MATERIAL SUPPLIED:

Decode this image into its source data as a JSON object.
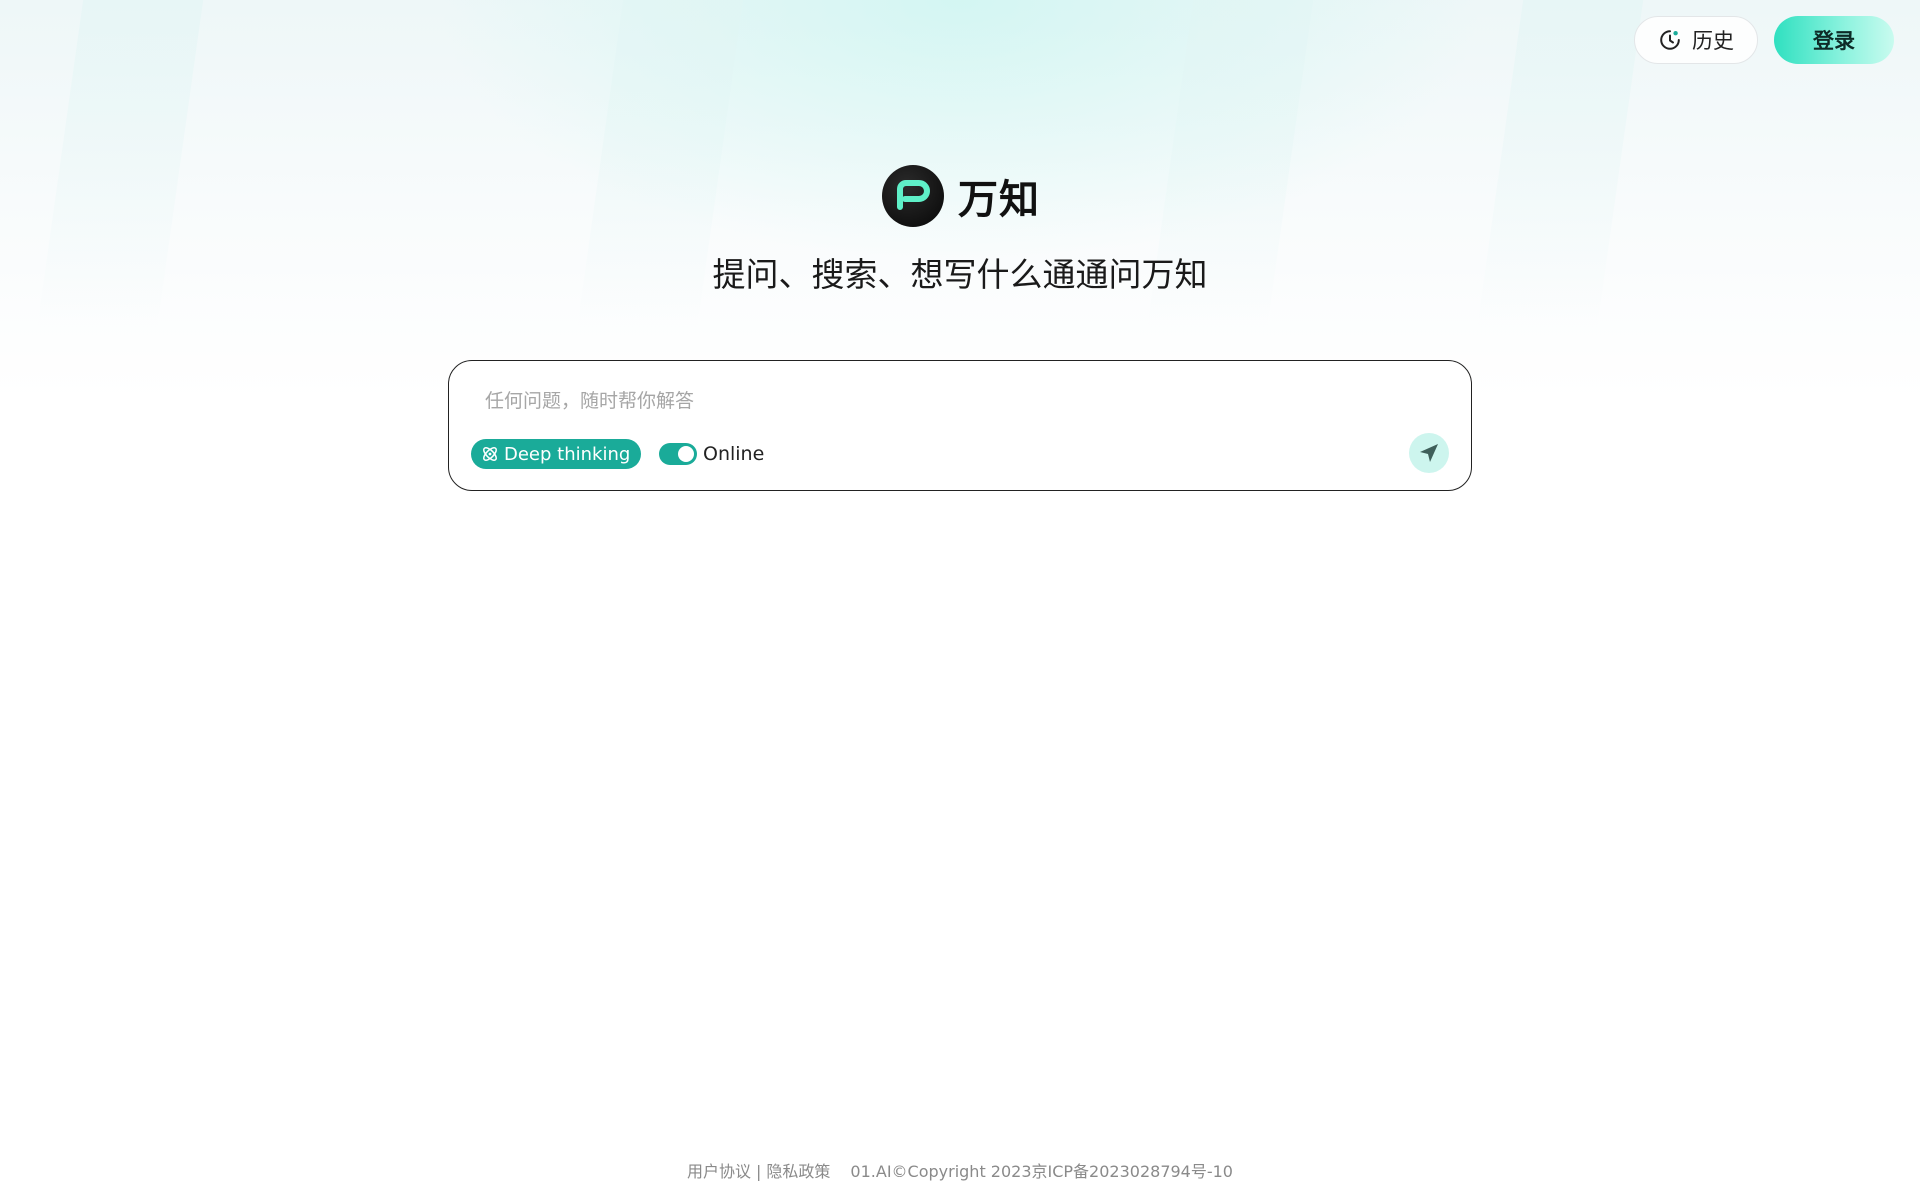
{
  "header": {
    "history_label": "历史",
    "login_label": "登录"
  },
  "brand": {
    "name": "万知",
    "tagline": "提问、搜索、想写什么通通问万知"
  },
  "composer": {
    "placeholder": "任何问题，随时帮你解答",
    "deep_thinking_label": "Deep thinking",
    "online_label": "Online",
    "online_enabled": true
  },
  "footer": {
    "user_agreement": "用户协议",
    "separator": "|",
    "privacy_policy": "隐私政策",
    "copyright": "01.AI©Copyright 2023京ICP备2023028794号-10"
  },
  "colors": {
    "accent": "#1aab99",
    "login_gradient_start": "#2fe0c0",
    "send_button_bg": "#cdf5ee"
  }
}
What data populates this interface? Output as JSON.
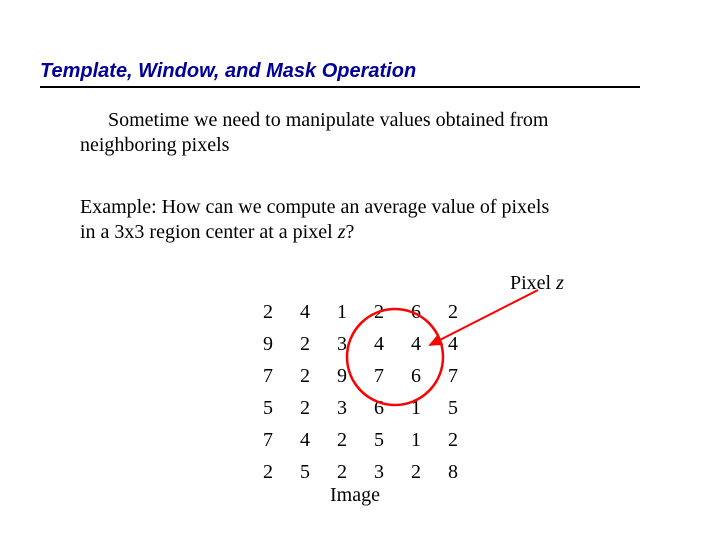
{
  "title": "Template, Window, and Mask Operation",
  "para1_a": "Sometime we need to manipulate values obtained from",
  "para1_b": "neighboring pixels",
  "para2_a": "Example: How can we compute an average value of pixels",
  "para2_b": "in a 3x3 region center at a pixel ",
  "para2_z": "z",
  "para2_q": "?",
  "pixelz_prefix": "Pixel ",
  "pixelz_z": "z",
  "image_caption": "Image",
  "grid": [
    [
      2,
      4,
      1,
      2,
      6,
      2
    ],
    [
      9,
      2,
      3,
      4,
      4,
      4
    ],
    [
      7,
      2,
      9,
      7,
      6,
      7
    ],
    [
      5,
      2,
      3,
      6,
      1,
      5
    ],
    [
      7,
      4,
      2,
      5,
      1,
      2
    ],
    [
      2,
      5,
      2,
      3,
      2,
      8
    ]
  ],
  "colors": {
    "title": "#000099",
    "ellipse_stroke": "#ff0000",
    "arrow_stroke": "#ff0000"
  }
}
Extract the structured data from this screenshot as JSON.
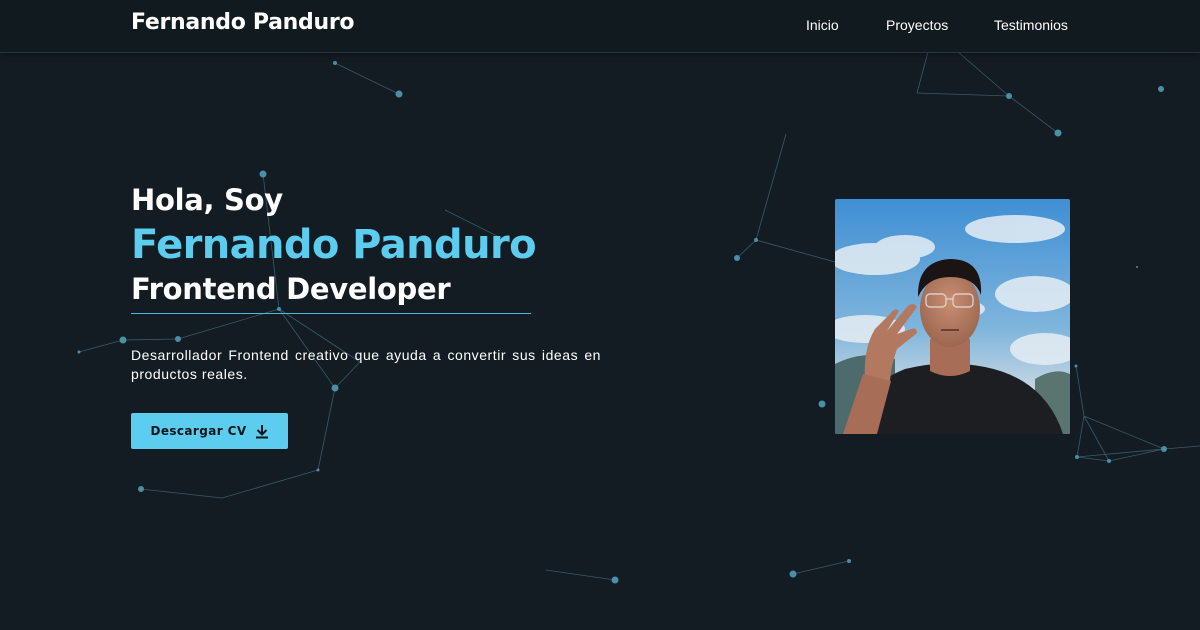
{
  "nav": {
    "brand": "Fernando Panduro",
    "links": [
      "Inicio",
      "Proyectos",
      "Testimonios"
    ]
  },
  "hero": {
    "greeting": "Hola, Soy",
    "name": "Fernando Panduro",
    "role": "Frontend Developer",
    "description": "Desarrollador Frontend creativo que ayuda a convertir sus ideas en productos reales.",
    "cv_button": "Descargar CV",
    "cv_icon": "download-icon"
  },
  "colors": {
    "background": "#131c22",
    "accent": "#5ccdee",
    "text": "#ffffff",
    "particle": "#4a8fa6"
  }
}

WHAT YOU NEED TO DO: Each record above must be returned exactly as written, with its pictures omitted.

SOLUTION FOR THIS PROBLEM:
Decode this image into its source data as a JSON object.
{
  "header": {
    "history_label": "历史",
    "login_label": "登录"
  },
  "brand": {
    "name": "万知",
    "tagline": "提问、搜索、想写什么通通问万知"
  },
  "composer": {
    "placeholder": "任何问题，随时帮你解答",
    "deep_thinking_label": "Deep thinking",
    "online_label": "Online",
    "online_enabled": true
  },
  "footer": {
    "user_agreement": "用户协议",
    "separator": "|",
    "privacy_policy": "隐私政策",
    "copyright": "01.AI©Copyright 2023京ICP备2023028794号-10"
  },
  "colors": {
    "accent": "#1aab99",
    "login_gradient_start": "#2fe0c0",
    "send_button_bg": "#cdf5ee"
  }
}
What data populates this interface? Output as JSON.
{
  "title": "Template, Window, and Mask Operation",
  "para1_a": "Sometime we need to manipulate values obtained from",
  "para1_b": "neighboring pixels",
  "para2_a": "Example: How can we compute an average value of pixels",
  "para2_b": "in a 3x3 region center at a pixel ",
  "para2_z": "z",
  "para2_q": "?",
  "pixelz_prefix": "Pixel ",
  "pixelz_z": "z",
  "image_caption": "Image",
  "grid": [
    [
      2,
      4,
      1,
      2,
      6,
      2
    ],
    [
      9,
      2,
      3,
      4,
      4,
      4
    ],
    [
      7,
      2,
      9,
      7,
      6,
      7
    ],
    [
      5,
      2,
      3,
      6,
      1,
      5
    ],
    [
      7,
      4,
      2,
      5,
      1,
      2
    ],
    [
      2,
      5,
      2,
      3,
      2,
      8
    ]
  ],
  "colors": {
    "title": "#000099",
    "ellipse_stroke": "#ff0000",
    "arrow_stroke": "#ff0000"
  }
}
Extract the structured data from this screenshot as JSON.
{
  "nav": {
    "brand": "Fernando Panduro",
    "links": [
      "Inicio",
      "Proyectos",
      "Testimonios"
    ]
  },
  "hero": {
    "greeting": "Hola, Soy",
    "name": "Fernando Panduro",
    "role": "Frontend Developer",
    "description": "Desarrollador Frontend creativo que ayuda a convertir sus ideas en productos reales.",
    "cv_button": "Descargar CV",
    "cv_icon": "download-icon"
  },
  "colors": {
    "background": "#131c22",
    "accent": "#5ccdee",
    "text": "#ffffff",
    "particle": "#4a8fa6"
  }
}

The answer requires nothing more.